[start]

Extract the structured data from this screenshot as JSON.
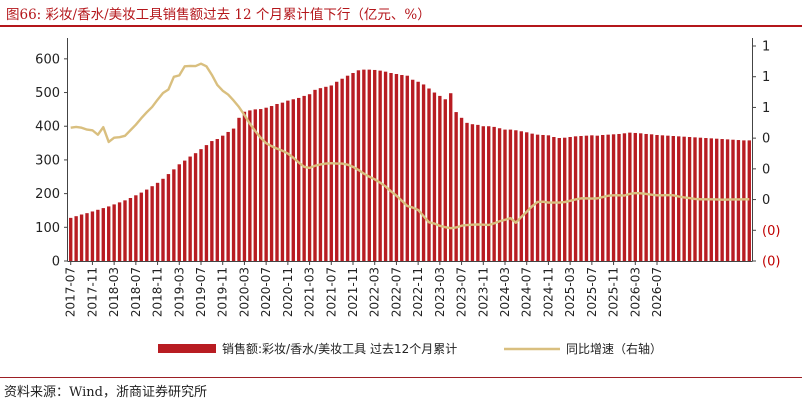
{
  "figure": {
    "title": "图66:  彩妆/香水/美妆工具销售额过去 12 个月累计值下行（亿元、%）",
    "source": "资料来源：Wind，浙商证券研究所"
  },
  "colors": {
    "bar": "#b81c22",
    "line": "#d9bf7f",
    "title": "#b4161b",
    "axis_right_negative": "#c00000",
    "axis": "#333333"
  },
  "chart_data": {
    "type": "bar+line",
    "x_tick_labels": [
      "2017-07",
      "2017-11",
      "2018-03",
      "2018-07",
      "2018-11",
      "2019-03",
      "2019-07",
      "2019-11",
      "2020-03",
      "2020-07",
      "2020-11",
      "2021-03",
      "2021-07",
      "2021-11",
      "2022-03",
      "2022-07",
      "2022-11",
      "2023-03",
      "2023-07",
      "2023-11",
      "2024-03",
      "2024-07",
      "2024-11",
      "2025-03",
      "2025-07",
      "2025-11",
      "2026-03",
      "2026-07"
    ],
    "y_left": {
      "ticks": [
        "0",
        "100",
        "200",
        "300",
        "400",
        "500",
        "600"
      ],
      "ylim": [
        0,
        650
      ]
    },
    "y_right": {
      "ticks": [
        "(0)",
        "(0)",
        "0",
        "0",
        "0",
        "1",
        "1",
        "1"
      ],
      "negative_ticks": [
        0,
        1
      ],
      "ylim": [
        -0.6,
        1.4
      ]
    },
    "legend_position": "bottom",
    "series": [
      {
        "name": "销售额:彩妆/香水/美妆工具 过去12个月累计",
        "type": "bar",
        "axis": "left",
        "values": [
          128,
          133,
          138,
          142,
          147,
          152,
          157,
          162,
          168,
          174,
          180,
          187,
          195,
          203,
          212,
          222,
          232,
          244,
          258,
          272,
          287,
          298,
          310,
          320,
          332,
          344,
          356,
          362,
          372,
          383,
          393,
          425,
          443,
          447,
          450,
          451,
          455,
          460,
          466,
          470,
          476,
          480,
          484,
          490,
          495,
          508,
          513,
          517,
          521,
          532,
          541,
          550,
          558,
          566,
          568,
          568,
          567,
          565,
          562,
          558,
          555,
          552,
          550,
          538,
          532,
          524,
          512,
          500,
          490,
          480,
          498,
          442,
          425,
          410,
          406,
          404,
          400,
          400,
          398,
          394,
          390,
          390,
          388,
          385,
          382,
          378,
          375,
          374,
          373,
          368,
          365,
          366,
          368,
          370,
          371,
          372,
          373,
          372,
          374,
          375,
          376,
          377,
          379,
          381,
          380,
          379,
          377,
          376,
          374,
          373,
          372,
          371,
          370,
          369,
          368,
          367,
          366,
          365,
          364,
          363,
          362,
          361,
          360,
          359,
          358,
          358
        ]
      },
      {
        "name": "同比增速（右轴）",
        "type": "line",
        "axis": "right",
        "values": [
          0.617,
          0.624,
          0.617,
          0.6,
          0.594,
          0.553,
          0.622,
          0.487,
          0.526,
          0.531,
          0.543,
          0.594,
          0.645,
          0.704,
          0.758,
          0.807,
          0.873,
          0.934,
          0.966,
          1.082,
          1.095,
          1.178,
          1.181,
          1.18,
          1.202,
          1.178,
          1.1,
          1.008,
          0.955,
          0.92,
          0.866,
          0.806,
          0.733,
          0.654,
          0.586,
          0.525,
          0.476,
          0.449,
          0.426,
          0.407,
          0.381,
          0.343,
          0.3,
          0.26,
          0.25,
          0.27,
          0.282,
          0.29,
          0.293,
          0.29,
          0.29,
          0.28,
          0.26,
          0.232,
          0.198,
          0.17,
          0.146,
          0.116,
          0.081,
          0.036,
          -0.003,
          -0.05,
          -0.098,
          -0.112,
          -0.134,
          -0.19,
          -0.247,
          -0.258,
          -0.279,
          -0.291,
          -0.3,
          -0.294,
          -0.278,
          -0.272,
          -0.268,
          -0.266,
          -0.268,
          -0.271,
          -0.256,
          -0.237,
          -0.224,
          -0.208,
          -0.25,
          -0.198,
          -0.15,
          -0.1,
          -0.061,
          -0.058,
          -0.066,
          -0.066,
          -0.066,
          -0.062,
          -0.05,
          -0.038,
          -0.028,
          -0.028,
          -0.03,
          -0.028,
          -0.016,
          -0.004,
          0.0,
          0.0,
          -0.002,
          0.013,
          0.02,
          0.018,
          0.013,
          0.006,
          0.0,
          0.0,
          0.002,
          0.0,
          -0.011,
          -0.02,
          -0.025,
          -0.033,
          -0.036,
          -0.037,
          -0.037,
          -0.038,
          -0.04,
          -0.039,
          -0.038,
          -0.038,
          -0.037,
          -0.036
        ]
      }
    ]
  }
}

[end]

Task details: All entries must be written out again exactly as given, with no pictures in the copy.

Worked answer:
Extract the structured data from this screenshot as JSON.
{
  "figure": {
    "title": "图66:  彩妆/香水/美妆工具销售额过去 12 个月累计值下行（亿元、%）",
    "source": "资料来源：Wind，浙商证券研究所"
  },
  "colors": {
    "bar": "#b81c22",
    "line": "#d9bf7f",
    "title": "#b4161b",
    "axis_right_negative": "#c00000",
    "axis": "#333333"
  },
  "chart_data": {
    "type": "bar+line",
    "x_tick_labels": [
      "2017-07",
      "2017-11",
      "2018-03",
      "2018-07",
      "2018-11",
      "2019-03",
      "2019-07",
      "2019-11",
      "2020-03",
      "2020-07",
      "2020-11",
      "2021-03",
      "2021-07",
      "2021-11",
      "2022-03",
      "2022-07",
      "2022-11",
      "2023-03",
      "2023-07",
      "2023-11",
      "2024-03",
      "2024-07",
      "2024-11",
      "2025-03",
      "2025-07",
      "2025-11",
      "2026-03",
      "2026-07"
    ],
    "y_left": {
      "ticks": [
        "0",
        "100",
        "200",
        "300",
        "400",
        "500",
        "600"
      ],
      "ylim": [
        0,
        650
      ]
    },
    "y_right": {
      "ticks": [
        "(0)",
        "(0)",
        "0",
        "0",
        "0",
        "1",
        "1",
        "1"
      ],
      "negative_ticks": [
        0,
        1
      ],
      "ylim": [
        -0.6,
        1.4
      ]
    },
    "legend_position": "bottom",
    "series": [
      {
        "name": "销售额:彩妆/香水/美妆工具 过去12个月累计",
        "type": "bar",
        "axis": "left",
        "values": [
          128,
          133,
          138,
          142,
          147,
          152,
          157,
          162,
          168,
          174,
          180,
          187,
          195,
          203,
          212,
          222,
          232,
          244,
          258,
          272,
          287,
          298,
          310,
          320,
          332,
          344,
          356,
          362,
          372,
          383,
          393,
          425,
          443,
          447,
          450,
          451,
          455,
          460,
          466,
          470,
          476,
          480,
          484,
          490,
          495,
          508,
          513,
          517,
          521,
          532,
          541,
          550,
          558,
          566,
          568,
          568,
          567,
          565,
          562,
          558,
          555,
          552,
          550,
          538,
          532,
          524,
          512,
          500,
          490,
          480,
          498,
          442,
          425,
          410,
          406,
          404,
          400,
          400,
          398,
          394,
          390,
          390,
          388,
          385,
          382,
          378,
          375,
          374,
          373,
          368,
          365,
          366,
          368,
          370,
          371,
          372,
          373,
          372,
          374,
          375,
          376,
          377,
          379,
          381,
          380,
          379,
          377,
          376,
          374,
          373,
          372,
          371,
          370,
          369,
          368,
          367,
          366,
          365,
          364,
          363,
          362,
          361,
          360,
          359,
          358,
          358
        ]
      },
      {
        "name": "同比增速（右轴）",
        "type": "line",
        "axis": "right",
        "values": [
          0.617,
          0.624,
          0.617,
          0.6,
          0.594,
          0.553,
          0.622,
          0.487,
          0.526,
          0.531,
          0.543,
          0.594,
          0.645,
          0.704,
          0.758,
          0.807,
          0.873,
          0.934,
          0.966,
          1.082,
          1.095,
          1.178,
          1.181,
          1.18,
          1.202,
          1.178,
          1.1,
          1.008,
          0.955,
          0.92,
          0.866,
          0.806,
          0.733,
          0.654,
          0.586,
          0.525,
          0.476,
          0.449,
          0.426,
          0.407,
          0.381,
          0.343,
          0.3,
          0.26,
          0.25,
          0.27,
          0.282,
          0.29,
          0.293,
          0.29,
          0.29,
          0.28,
          0.26,
          0.232,
          0.198,
          0.17,
          0.146,
          0.116,
          0.081,
          0.036,
          -0.003,
          -0.05,
          -0.098,
          -0.112,
          -0.134,
          -0.19,
          -0.247,
          -0.258,
          -0.279,
          -0.291,
          -0.3,
          -0.294,
          -0.278,
          -0.272,
          -0.268,
          -0.266,
          -0.268,
          -0.271,
          -0.256,
          -0.237,
          -0.224,
          -0.208,
          -0.25,
          -0.198,
          -0.15,
          -0.1,
          -0.061,
          -0.058,
          -0.066,
          -0.066,
          -0.066,
          -0.062,
          -0.05,
          -0.038,
          -0.028,
          -0.028,
          -0.03,
          -0.028,
          -0.016,
          -0.004,
          0.0,
          0.0,
          -0.002,
          0.013,
          0.02,
          0.018,
          0.013,
          0.006,
          0.0,
          0.0,
          0.002,
          0.0,
          -0.011,
          -0.02,
          -0.025,
          -0.033,
          -0.036,
          -0.037,
          -0.037,
          -0.038,
          -0.04,
          -0.039,
          -0.038,
          -0.038,
          -0.037,
          -0.036
        ]
      }
    ]
  }
}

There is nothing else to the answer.